## TO BE DONE
Write out the full listing exactly as given, minus the images.

## DATASET CONTENT
..............................
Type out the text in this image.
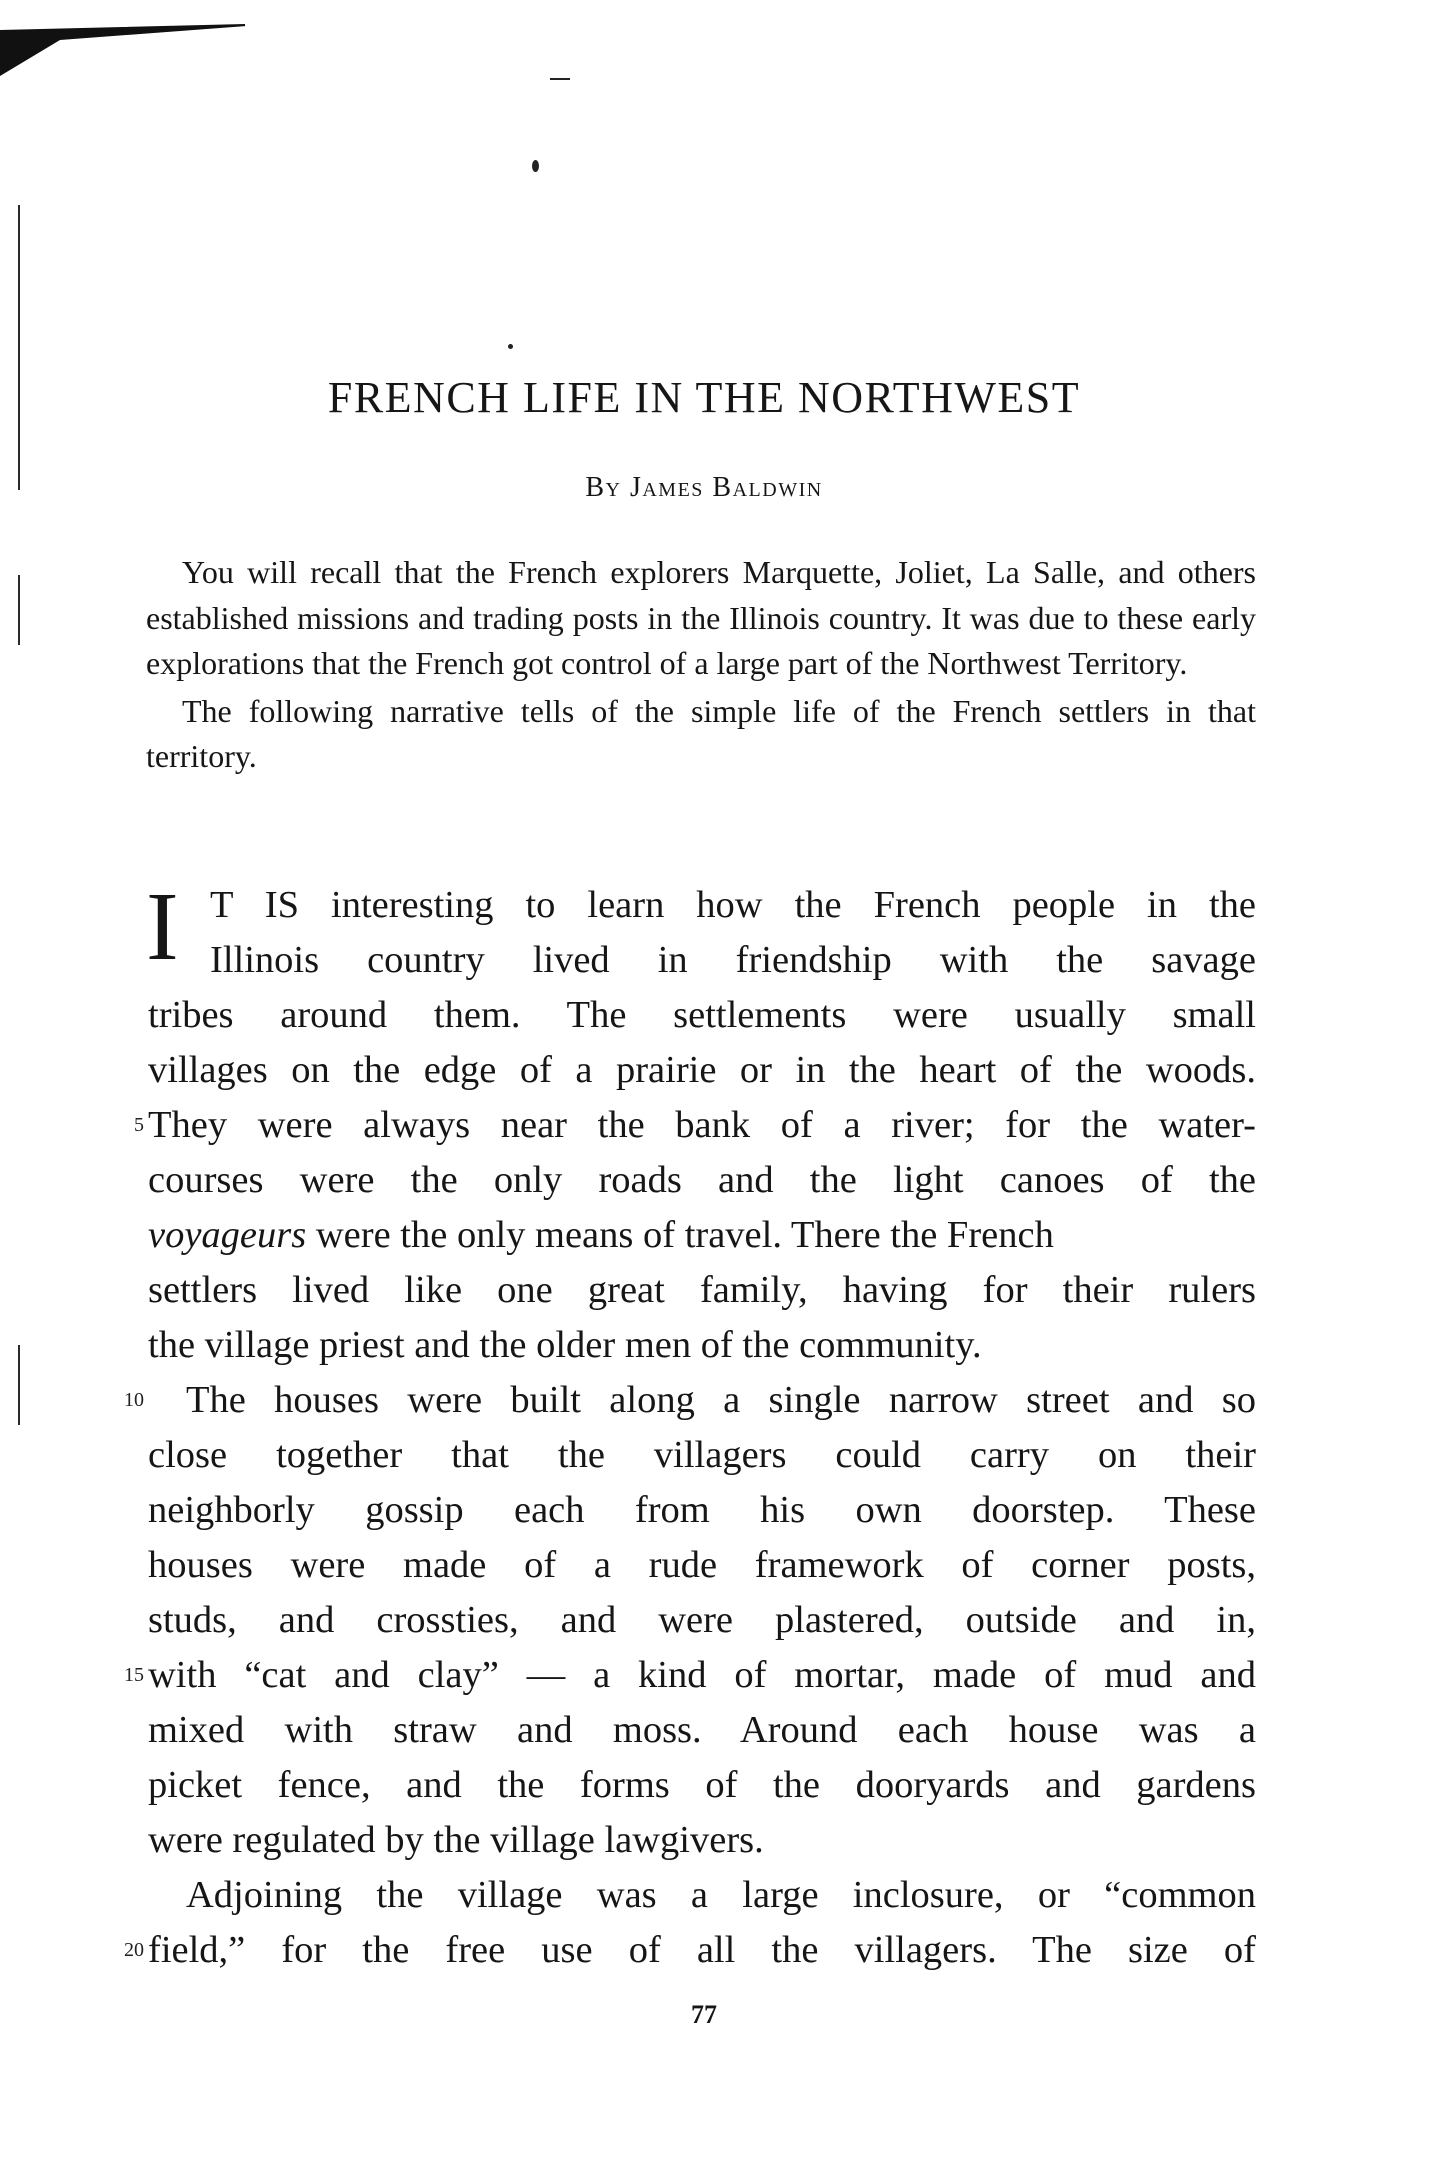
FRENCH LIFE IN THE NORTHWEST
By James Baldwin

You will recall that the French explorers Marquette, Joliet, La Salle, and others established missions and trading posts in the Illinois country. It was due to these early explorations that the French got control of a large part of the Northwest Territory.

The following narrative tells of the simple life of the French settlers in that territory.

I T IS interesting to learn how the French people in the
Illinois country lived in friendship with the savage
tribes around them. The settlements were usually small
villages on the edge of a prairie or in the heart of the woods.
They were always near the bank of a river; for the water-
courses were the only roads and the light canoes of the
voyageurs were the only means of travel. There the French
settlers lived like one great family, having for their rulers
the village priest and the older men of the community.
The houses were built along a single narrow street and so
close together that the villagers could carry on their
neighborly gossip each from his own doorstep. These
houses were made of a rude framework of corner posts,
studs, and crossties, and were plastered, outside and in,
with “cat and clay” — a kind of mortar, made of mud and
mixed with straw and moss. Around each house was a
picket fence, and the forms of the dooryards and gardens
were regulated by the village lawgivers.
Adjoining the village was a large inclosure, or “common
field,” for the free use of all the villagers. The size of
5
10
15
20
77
..............................
## RESPONSE
Type out the text in this image.
FRENCH LIFE IN THE NORTHWEST
By James Baldwin

You will recall that the French explorers Marquette, Joliet, La Salle, and others established missions and trading posts in the Illinois country. It was due to these early explorations that the French got control of a large part of the Northwest Territory.

The following narrative tells of the simple life of the French settlers in that territory.

I T IS interesting to learn how the French people in the
Illinois country lived in friendship with the savage
tribes around them. The settlements were usually small
villages on the edge of a prairie or in the heart of the woods.
They were always near the bank of a river; for the water-
courses were the only roads and the light canoes of the
voyageurs were the only means of travel. There the French
settlers lived like one great family, having for their rulers
the village priest and the older men of the community.
The houses were built along a single narrow street and so
close together that the villagers could carry on their
neighborly gossip each from his own doorstep. These
houses were made of a rude framework of corner posts,
studs, and crossties, and were plastered, outside and in,
with “cat and clay” — a kind of mortar, made of mud and
mixed with straw and moss. Around each house was a
picket fence, and the forms of the dooryards and gardens
were regulated by the village lawgivers.
Adjoining the village was a large inclosure, or “common
field,” for the free use of all the villagers. The size of
5
10
15
20
77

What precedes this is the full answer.